§ GIVEN TASK 1
Which people does the article on young news audiences mention by name?
§ GIVEN TASK 2
Can you turn the paragraph of the article on young news audiences that begins "The report also shows that younger users" into a short bulleted list that keeps its main facts?
§ GIVEN TASK 3
Write out the passage of the article on young news audiences between "They also move" and "of older adults.", inclusive, with no changes.

§ EXCERPTED TEXT
-=-=-=-=-
Young people are not switching off from news. They are organising their relationship with it differently.

Young people are not switching off from news. They are organising their relationship with it differently.
RISJ's new report on young news audiences https://tinyurl.com/dj4hsemj

Recently, I read two studies side by side that complement each other strikingly well. The first is the new Reuters Institute report, Understanding Young News Audiences at a Time of Rapid Change. The second is the recent article Managing media use: How young adults deal with information abundance by Tim Groot Kormelink, Mirte Braan and David van de Kar, on how young adults manage their media use in a time of information overload.

What struck me is not that these studies reveal something entirely unexpected. Much of it will already feel familiar to anyone working in newsrooms: in audience data, reach figures, editorial conversations, and in what younger colleagues and users tell us. But that is precisely why these studies matter. They force us to stop treating these signals as isolated observations and start recognising them as part of a structural shift — one that journalism, and journalism leadership, needs to respond to far more quickly.

From online-first to social-first: the bigger picture

The Reuters Institute sets out that bigger picture clearly. Over the past decade, young people have moved from being online-first to distinctly social-first in their news habits. In 2015, 18–24-year-olds still tended to access news primarily via publisher websites and apps. Today, social media is their main gateway to news.

They also move far more naturally through an audiovisual environment. TikTok, Instagram and YouTube have become much more central to news consumption than Facebook. On social platforms and video-based services, they are more likely to pay attention to individual creators or personalities than to traditional news brands. And compared with older audiences, they are more inclined to watch or listen to news rather than read it. At the same time, they consume news less frequently than older groups: 64% say they access news daily, compared with 87% of over-55s. Only 35% describe themselves as very or extremely interested in news, compared with 52% of older adults.

These are significant figures. But what the Reuters Institute does well is warn us against drawing the wrong conclusion. The story is not simply that young people are turning away from news. The story is that they are consuming it differently: less intentionally, more incidentally, and more deeply embedded in broader streams of media, entertainment, social interaction and everyday routines.

The report also shows that younger users are more likely to see traditional news as irrelevant to their lives, harder to understand, or insufficiently representative of their generation. Around a third of 18–24-year-olds say people their age are not represented enough in the news, and 35% feel that coverage of their generation is unfair. When it comes to news avoidance — an area that Kiki de Bruin’s recent and insightful doctoral research also helps illuminate — younger people are more likely to say that news does not feel relevant to their lives or is simply too difficult to follow.
-=-=-=-=-
§ RECORDS
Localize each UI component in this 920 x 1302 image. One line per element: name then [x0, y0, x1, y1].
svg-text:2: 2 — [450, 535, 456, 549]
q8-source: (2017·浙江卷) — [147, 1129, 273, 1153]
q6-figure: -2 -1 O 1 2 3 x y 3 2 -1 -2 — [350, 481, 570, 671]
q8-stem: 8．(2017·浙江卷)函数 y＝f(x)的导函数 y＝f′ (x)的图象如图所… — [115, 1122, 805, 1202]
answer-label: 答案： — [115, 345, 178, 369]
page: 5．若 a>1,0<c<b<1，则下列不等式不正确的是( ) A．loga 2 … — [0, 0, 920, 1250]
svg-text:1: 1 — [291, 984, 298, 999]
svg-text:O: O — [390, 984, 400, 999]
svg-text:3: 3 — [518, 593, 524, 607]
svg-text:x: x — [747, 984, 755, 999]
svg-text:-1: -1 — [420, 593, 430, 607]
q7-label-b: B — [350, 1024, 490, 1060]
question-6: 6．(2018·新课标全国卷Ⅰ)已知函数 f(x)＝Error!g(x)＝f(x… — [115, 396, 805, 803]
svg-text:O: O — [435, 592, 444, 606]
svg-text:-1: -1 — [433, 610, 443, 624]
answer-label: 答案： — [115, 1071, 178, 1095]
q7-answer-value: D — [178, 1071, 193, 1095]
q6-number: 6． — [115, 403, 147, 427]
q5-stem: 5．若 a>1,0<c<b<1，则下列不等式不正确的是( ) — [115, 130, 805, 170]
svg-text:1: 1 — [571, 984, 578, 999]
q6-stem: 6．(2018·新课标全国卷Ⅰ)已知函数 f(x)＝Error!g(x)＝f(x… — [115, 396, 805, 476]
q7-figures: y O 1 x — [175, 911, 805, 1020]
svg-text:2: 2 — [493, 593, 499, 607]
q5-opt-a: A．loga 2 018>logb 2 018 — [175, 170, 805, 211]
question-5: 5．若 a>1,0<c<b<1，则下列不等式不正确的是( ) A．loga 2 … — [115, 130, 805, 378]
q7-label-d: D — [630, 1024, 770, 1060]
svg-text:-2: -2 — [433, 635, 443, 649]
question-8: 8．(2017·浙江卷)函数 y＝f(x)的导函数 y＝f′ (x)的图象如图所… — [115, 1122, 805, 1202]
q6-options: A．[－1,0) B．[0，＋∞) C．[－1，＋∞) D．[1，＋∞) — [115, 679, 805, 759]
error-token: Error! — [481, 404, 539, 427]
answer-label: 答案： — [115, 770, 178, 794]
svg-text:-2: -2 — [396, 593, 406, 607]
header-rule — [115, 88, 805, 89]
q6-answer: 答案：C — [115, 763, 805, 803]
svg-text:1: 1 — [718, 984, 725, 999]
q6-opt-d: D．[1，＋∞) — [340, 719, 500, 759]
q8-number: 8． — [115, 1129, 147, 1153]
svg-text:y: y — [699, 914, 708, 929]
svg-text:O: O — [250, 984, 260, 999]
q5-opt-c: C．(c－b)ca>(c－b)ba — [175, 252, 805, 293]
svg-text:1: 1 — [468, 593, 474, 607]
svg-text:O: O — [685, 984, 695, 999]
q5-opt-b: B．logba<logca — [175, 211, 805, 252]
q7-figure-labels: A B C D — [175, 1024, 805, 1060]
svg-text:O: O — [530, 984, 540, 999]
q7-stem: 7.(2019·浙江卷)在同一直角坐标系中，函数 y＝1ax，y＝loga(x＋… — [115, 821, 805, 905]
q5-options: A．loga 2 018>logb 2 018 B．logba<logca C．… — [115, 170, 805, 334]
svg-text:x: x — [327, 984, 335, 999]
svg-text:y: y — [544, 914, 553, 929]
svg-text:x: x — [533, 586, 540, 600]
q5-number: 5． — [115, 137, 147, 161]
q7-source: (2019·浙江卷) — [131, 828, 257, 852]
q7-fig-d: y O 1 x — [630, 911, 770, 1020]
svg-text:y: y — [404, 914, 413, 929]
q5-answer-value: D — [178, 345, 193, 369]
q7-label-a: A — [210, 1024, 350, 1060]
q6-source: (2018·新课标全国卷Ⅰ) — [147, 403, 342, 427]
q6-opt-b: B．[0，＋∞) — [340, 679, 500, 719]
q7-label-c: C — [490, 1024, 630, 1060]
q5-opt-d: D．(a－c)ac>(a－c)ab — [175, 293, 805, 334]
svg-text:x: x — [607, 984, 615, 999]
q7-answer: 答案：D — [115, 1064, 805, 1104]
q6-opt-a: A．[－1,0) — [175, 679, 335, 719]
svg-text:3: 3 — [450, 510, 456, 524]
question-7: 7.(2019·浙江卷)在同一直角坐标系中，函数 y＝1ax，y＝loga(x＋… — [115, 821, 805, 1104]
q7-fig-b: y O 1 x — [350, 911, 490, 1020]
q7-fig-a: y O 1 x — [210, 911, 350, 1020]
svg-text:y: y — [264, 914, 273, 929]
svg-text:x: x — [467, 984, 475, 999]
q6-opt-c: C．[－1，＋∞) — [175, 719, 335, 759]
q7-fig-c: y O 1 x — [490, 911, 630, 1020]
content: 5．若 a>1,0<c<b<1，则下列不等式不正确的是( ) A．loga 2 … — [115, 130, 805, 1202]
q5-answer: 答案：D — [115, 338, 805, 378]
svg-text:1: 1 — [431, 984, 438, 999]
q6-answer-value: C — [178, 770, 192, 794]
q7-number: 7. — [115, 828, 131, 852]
-=-=-=-=-
§ COMPLETE ANSWER 1
- Tim Groot Kormelink
- Mirte Braan
- David van de Kar
- Kiki de Bruin

§ COMPLETE ANSWER 2
- Younger users more often see traditional news as irrelevant to their lives, harder to understand, or not representative enough of their generation.
- About a third of 18–24-year-olds say people their age are underrepresented in the news.
- 35% feel coverage of their generation is unfair.
- On news avoidance, which Kiki de Bruin's doctoral research also helps illuminate, younger people are more likely to say news feels irrelevant to their lives or is too difficult to follow.

§ COMPLETE ANSWER 3
They also move far more naturally through an audiovisual environment. TikTok, Instagram and YouTube have become much more central to news consumption than Facebook. On social platforms and video-based services, they are more likely to pay attention to individual creators or personalities than to traditional news brands. And compared with older audiences, they are more inclined to watch or listen to news rather than read it. At the same time, they consume news less frequently than older groups: 64% say they access news daily, compared with 87% of over-55s. Only 35% describe themselves as very or extremely interested in news, compared with 52% of older adults.